%%

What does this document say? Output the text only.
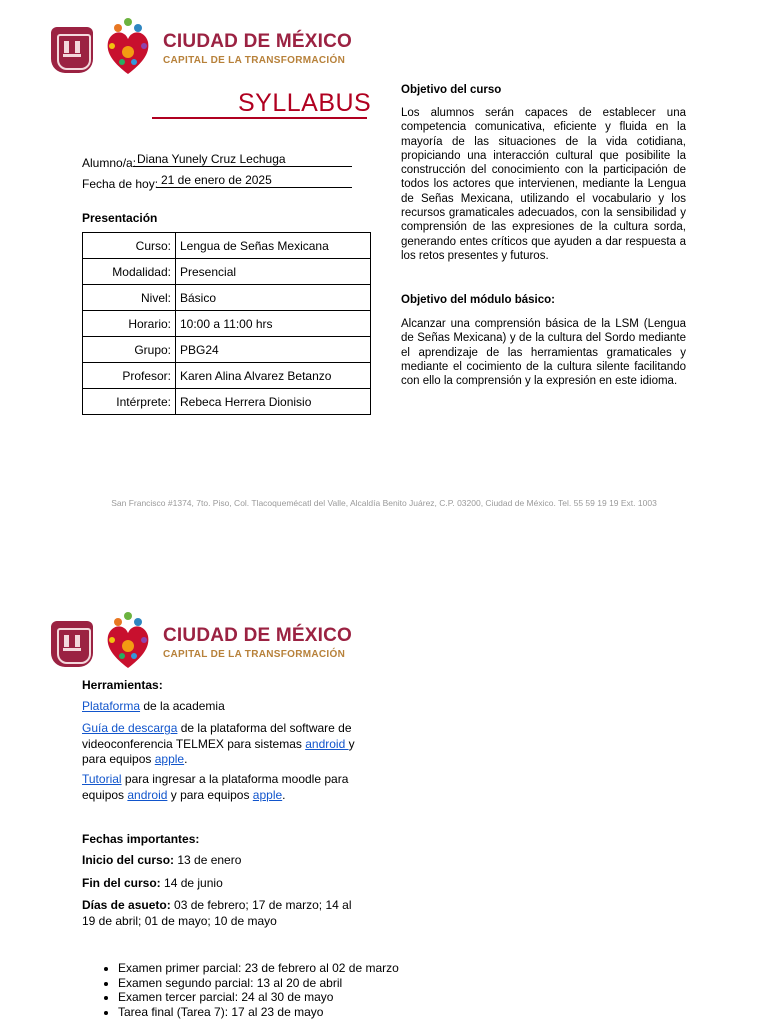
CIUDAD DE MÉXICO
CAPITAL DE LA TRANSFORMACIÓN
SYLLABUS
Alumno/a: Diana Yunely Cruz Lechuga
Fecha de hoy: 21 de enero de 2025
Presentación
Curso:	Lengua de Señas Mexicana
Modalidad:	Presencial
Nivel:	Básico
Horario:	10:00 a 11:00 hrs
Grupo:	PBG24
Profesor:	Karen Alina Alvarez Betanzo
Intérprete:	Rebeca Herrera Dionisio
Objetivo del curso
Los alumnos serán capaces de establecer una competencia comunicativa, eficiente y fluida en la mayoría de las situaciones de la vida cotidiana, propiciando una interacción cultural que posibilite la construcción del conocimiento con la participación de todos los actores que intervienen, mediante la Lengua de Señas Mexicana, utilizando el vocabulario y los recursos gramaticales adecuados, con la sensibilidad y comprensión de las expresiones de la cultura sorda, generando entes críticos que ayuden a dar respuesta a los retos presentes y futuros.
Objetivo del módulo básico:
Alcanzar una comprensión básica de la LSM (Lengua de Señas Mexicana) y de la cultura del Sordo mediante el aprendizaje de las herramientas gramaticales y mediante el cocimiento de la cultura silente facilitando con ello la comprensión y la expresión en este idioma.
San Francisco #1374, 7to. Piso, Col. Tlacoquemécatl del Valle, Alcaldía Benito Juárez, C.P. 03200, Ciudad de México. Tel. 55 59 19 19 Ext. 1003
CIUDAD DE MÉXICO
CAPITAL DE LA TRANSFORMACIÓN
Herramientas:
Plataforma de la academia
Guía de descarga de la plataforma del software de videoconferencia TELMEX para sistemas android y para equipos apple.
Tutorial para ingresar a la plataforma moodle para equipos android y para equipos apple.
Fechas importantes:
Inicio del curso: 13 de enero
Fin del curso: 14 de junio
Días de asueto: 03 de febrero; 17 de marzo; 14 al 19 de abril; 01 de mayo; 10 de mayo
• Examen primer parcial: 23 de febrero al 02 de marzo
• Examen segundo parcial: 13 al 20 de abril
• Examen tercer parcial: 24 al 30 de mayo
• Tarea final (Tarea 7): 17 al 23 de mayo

%%
%%

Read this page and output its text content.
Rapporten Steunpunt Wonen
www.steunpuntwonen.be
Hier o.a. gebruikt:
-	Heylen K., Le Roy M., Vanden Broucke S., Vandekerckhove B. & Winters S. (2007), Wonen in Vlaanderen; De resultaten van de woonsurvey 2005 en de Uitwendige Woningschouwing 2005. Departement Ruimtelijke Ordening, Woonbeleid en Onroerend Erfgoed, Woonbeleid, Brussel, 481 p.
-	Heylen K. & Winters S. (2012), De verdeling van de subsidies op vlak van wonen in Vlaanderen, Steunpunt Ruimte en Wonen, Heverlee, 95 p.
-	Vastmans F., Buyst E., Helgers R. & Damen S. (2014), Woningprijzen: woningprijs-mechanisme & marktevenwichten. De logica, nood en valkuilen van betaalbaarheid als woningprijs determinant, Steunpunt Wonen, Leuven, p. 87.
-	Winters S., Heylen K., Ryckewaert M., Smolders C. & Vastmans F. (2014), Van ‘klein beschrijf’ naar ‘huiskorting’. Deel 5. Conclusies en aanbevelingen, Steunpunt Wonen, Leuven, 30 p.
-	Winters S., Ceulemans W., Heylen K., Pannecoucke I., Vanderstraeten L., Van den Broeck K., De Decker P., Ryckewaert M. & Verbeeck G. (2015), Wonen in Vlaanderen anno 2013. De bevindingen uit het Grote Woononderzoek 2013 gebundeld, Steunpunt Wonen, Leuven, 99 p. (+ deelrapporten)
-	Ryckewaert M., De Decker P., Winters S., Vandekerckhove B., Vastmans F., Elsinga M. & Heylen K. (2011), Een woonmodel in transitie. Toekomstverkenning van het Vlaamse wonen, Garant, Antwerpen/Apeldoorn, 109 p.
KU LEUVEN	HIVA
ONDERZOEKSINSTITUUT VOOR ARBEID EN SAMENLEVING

%%

• REQUIRED WORK:
All lines of the data above that include the word "apple" must be shown.

• RESULT OF THIS TASK:
Guía de descarga de la plataforma del software de videoconferencia TELMEX para sistemas android y para equipos apple.
Tutorial para ingresar a la plataforma moodle para equipos android y para equipos apple.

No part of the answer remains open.